ITEMS -
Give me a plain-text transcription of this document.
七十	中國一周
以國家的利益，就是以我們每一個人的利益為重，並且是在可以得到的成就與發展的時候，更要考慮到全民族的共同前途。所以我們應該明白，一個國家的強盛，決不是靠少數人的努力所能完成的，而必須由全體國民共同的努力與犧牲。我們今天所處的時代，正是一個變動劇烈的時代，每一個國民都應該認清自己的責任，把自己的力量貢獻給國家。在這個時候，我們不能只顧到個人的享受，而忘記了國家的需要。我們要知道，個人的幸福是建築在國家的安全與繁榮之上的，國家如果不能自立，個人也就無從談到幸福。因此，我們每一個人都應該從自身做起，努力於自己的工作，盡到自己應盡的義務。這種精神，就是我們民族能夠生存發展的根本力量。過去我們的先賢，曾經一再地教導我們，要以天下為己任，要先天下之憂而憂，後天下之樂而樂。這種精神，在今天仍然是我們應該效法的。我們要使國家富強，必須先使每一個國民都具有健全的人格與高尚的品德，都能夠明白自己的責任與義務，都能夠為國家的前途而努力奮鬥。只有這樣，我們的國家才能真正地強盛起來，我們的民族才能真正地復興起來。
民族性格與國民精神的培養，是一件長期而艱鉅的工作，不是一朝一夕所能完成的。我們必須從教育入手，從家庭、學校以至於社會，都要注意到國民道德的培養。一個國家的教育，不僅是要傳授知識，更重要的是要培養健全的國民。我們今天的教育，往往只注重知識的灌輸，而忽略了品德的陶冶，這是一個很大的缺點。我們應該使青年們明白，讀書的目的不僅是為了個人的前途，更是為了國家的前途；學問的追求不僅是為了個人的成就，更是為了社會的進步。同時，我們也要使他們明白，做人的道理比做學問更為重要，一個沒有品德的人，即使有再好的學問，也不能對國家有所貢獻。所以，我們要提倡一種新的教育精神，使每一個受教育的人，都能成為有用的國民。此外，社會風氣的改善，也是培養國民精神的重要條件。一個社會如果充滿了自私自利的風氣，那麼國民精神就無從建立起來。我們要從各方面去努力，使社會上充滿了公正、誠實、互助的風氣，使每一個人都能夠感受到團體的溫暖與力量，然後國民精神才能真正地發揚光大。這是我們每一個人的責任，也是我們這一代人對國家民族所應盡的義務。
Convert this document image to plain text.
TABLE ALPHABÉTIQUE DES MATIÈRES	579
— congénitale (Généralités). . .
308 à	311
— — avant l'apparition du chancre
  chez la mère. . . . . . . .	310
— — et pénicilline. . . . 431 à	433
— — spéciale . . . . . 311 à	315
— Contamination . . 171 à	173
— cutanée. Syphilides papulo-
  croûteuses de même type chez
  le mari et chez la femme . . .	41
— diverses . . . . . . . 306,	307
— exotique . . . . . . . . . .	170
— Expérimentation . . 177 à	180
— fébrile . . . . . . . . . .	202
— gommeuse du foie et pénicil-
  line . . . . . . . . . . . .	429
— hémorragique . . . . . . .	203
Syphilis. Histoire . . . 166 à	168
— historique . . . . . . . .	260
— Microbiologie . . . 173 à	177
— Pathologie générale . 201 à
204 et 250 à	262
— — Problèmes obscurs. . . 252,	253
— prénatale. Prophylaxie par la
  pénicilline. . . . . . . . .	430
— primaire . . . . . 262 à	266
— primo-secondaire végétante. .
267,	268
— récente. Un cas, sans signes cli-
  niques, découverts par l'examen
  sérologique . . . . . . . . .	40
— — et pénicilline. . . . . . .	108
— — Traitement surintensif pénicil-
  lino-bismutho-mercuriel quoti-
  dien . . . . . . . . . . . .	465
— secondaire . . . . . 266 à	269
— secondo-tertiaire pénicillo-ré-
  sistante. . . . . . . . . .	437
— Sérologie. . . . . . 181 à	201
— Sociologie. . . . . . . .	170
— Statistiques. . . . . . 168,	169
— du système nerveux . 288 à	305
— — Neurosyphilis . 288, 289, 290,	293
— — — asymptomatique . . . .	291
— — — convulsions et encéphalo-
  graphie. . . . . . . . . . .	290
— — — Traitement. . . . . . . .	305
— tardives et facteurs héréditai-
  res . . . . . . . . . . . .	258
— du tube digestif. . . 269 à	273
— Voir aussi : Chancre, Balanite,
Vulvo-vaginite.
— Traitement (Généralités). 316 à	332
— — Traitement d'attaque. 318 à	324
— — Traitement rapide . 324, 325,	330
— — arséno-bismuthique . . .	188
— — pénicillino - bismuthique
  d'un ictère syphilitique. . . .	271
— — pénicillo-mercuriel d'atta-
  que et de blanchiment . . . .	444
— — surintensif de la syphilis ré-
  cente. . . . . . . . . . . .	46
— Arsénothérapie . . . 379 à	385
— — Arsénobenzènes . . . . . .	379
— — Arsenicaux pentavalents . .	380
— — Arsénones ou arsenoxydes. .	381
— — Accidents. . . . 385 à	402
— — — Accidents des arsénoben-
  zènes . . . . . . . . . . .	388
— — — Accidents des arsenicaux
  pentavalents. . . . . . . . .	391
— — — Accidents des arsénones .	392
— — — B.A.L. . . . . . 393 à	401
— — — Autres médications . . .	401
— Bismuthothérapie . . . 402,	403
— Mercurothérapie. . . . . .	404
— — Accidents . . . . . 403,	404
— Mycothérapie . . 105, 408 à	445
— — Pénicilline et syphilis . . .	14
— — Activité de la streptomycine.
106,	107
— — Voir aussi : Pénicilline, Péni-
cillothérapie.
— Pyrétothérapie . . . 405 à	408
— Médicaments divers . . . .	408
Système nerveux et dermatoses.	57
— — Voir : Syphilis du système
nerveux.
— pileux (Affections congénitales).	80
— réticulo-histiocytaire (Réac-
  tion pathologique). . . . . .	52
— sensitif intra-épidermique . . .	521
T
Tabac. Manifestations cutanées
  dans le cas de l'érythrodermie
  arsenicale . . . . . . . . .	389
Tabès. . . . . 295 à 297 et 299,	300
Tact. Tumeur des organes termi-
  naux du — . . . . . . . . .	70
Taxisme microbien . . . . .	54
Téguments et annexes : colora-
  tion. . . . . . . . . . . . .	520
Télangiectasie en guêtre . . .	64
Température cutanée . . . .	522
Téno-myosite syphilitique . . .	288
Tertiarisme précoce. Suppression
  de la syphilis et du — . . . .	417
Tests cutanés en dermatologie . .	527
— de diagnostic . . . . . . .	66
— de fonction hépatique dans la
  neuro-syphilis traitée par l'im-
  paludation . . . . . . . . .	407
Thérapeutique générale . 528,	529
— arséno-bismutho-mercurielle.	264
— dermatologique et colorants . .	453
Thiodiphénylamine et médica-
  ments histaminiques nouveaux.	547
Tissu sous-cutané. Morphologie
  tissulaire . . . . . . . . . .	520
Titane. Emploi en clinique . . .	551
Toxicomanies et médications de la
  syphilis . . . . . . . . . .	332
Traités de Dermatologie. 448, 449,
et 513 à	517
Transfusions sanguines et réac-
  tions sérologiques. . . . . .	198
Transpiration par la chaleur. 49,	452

TO DO -
Copy each line of the records that contains the word "médications".

COMPLETED TASK -
— — — Autres médications . . .	401
Toxicomanies et médications de la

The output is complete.